Records for the task —
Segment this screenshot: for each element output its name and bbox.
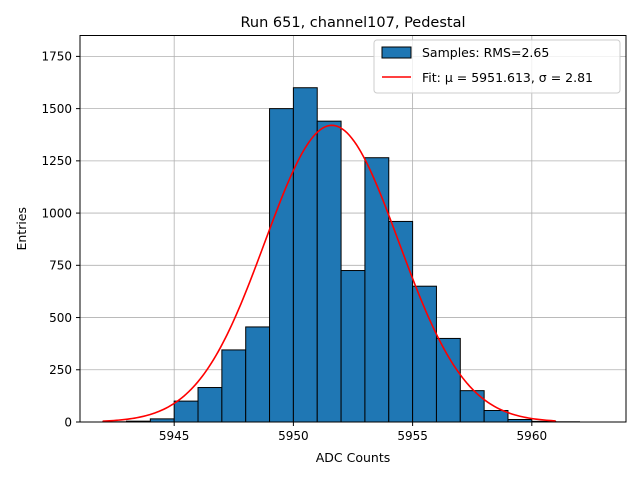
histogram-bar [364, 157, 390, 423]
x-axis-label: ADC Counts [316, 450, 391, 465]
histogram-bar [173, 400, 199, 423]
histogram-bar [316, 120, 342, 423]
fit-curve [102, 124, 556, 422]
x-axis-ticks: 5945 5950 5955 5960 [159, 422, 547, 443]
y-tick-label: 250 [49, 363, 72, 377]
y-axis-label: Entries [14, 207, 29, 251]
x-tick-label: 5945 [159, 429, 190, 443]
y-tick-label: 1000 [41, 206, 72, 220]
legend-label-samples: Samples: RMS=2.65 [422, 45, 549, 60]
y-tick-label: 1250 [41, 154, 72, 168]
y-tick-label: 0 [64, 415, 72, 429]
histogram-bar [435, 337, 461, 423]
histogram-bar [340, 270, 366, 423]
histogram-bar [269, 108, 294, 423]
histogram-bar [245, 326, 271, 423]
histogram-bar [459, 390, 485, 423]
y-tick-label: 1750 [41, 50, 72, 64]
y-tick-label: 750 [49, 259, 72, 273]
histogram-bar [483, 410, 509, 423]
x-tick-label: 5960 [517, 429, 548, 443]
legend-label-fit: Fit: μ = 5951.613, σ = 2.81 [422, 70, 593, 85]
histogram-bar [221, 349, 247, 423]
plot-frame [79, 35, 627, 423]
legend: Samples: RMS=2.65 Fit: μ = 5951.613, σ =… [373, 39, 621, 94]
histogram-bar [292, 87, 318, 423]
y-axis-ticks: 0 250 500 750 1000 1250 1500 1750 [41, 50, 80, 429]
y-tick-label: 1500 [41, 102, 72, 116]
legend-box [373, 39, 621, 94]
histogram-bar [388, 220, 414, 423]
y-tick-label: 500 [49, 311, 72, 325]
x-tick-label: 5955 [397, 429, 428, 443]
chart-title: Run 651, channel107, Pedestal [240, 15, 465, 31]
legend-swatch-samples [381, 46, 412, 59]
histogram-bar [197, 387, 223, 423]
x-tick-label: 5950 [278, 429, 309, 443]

Required work — Show every line in the records above that contains the string "legend", matching case exactly.

Worked solution —
legend-label-samples: Samples: RMS=2.65 [422, 45, 549, 60]
legend-label-fit: Fit: μ = 5951.613, σ = 2.81 [422, 70, 593, 85]
legend: Samples: RMS=2.65 Fit: μ = 5951.613, σ =… [373, 39, 621, 94]
legend-box [373, 39, 621, 94]
legend-swatch-samples [381, 46, 412, 59]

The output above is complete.